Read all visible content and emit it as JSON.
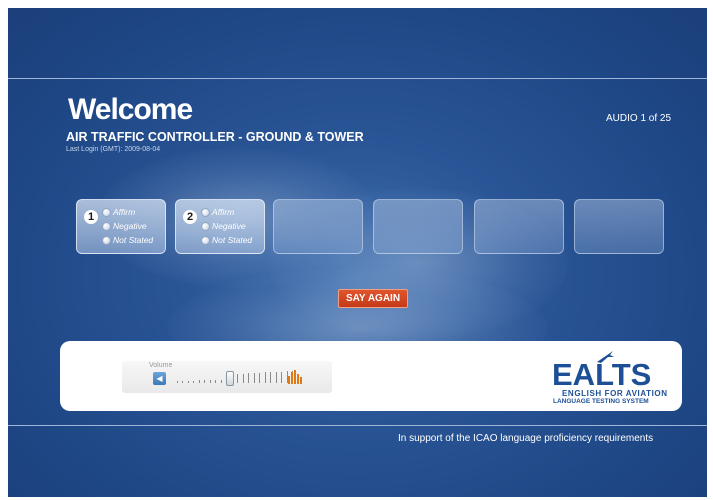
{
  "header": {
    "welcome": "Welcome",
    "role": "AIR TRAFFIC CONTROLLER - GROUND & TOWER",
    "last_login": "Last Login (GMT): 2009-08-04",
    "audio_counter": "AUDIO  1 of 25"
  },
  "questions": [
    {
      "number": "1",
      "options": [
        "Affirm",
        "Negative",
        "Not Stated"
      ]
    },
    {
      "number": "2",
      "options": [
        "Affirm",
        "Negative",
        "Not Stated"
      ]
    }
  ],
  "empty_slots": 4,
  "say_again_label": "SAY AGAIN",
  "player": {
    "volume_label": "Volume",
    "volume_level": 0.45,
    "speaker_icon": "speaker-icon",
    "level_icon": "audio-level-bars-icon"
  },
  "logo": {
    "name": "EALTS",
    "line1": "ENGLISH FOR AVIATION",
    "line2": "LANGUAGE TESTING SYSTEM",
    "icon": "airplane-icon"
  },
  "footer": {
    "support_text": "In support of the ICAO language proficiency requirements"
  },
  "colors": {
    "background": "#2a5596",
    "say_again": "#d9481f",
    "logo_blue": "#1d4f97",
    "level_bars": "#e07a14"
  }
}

+++++

• **WRITTEN REQUEST**: What you return should match the records above word for word, minus the pictures.

• **RESULT**:
Read all visible content and emit it as JSON.
{
  "header": {
    "welcome": "Welcome",
    "role": "AIR TRAFFIC CONTROLLER - GROUND & TOWER",
    "last_login": "Last Login (GMT): 2009-08-04",
    "audio_counter": "AUDIO  1 of 25"
  },
  "questions": [
    {
      "number": "1",
      "options": [
        "Affirm",
        "Negative",
        "Not Stated"
      ]
    },
    {
      "number": "2",
      "options": [
        "Affirm",
        "Negative",
        "Not Stated"
      ]
    }
  ],
  "empty_slots": 4,
  "say_again_label": "SAY AGAIN",
  "player": {
    "volume_label": "Volume",
    "volume_level": 0.45,
    "speaker_icon": "speaker-icon",
    "level_icon": "audio-level-bars-icon"
  },
  "logo": {
    "name": "EALTS",
    "line1": "ENGLISH FOR AVIATION",
    "line2": "LANGUAGE TESTING SYSTEM",
    "icon": "airplane-icon"
  },
  "footer": {
    "support_text": "In support of the ICAO language proficiency requirements"
  },
  "colors": {
    "background": "#2a5596",
    "say_again": "#d9481f",
    "logo_blue": "#1d4f97",
    "level_bars": "#e07a14"
  }
}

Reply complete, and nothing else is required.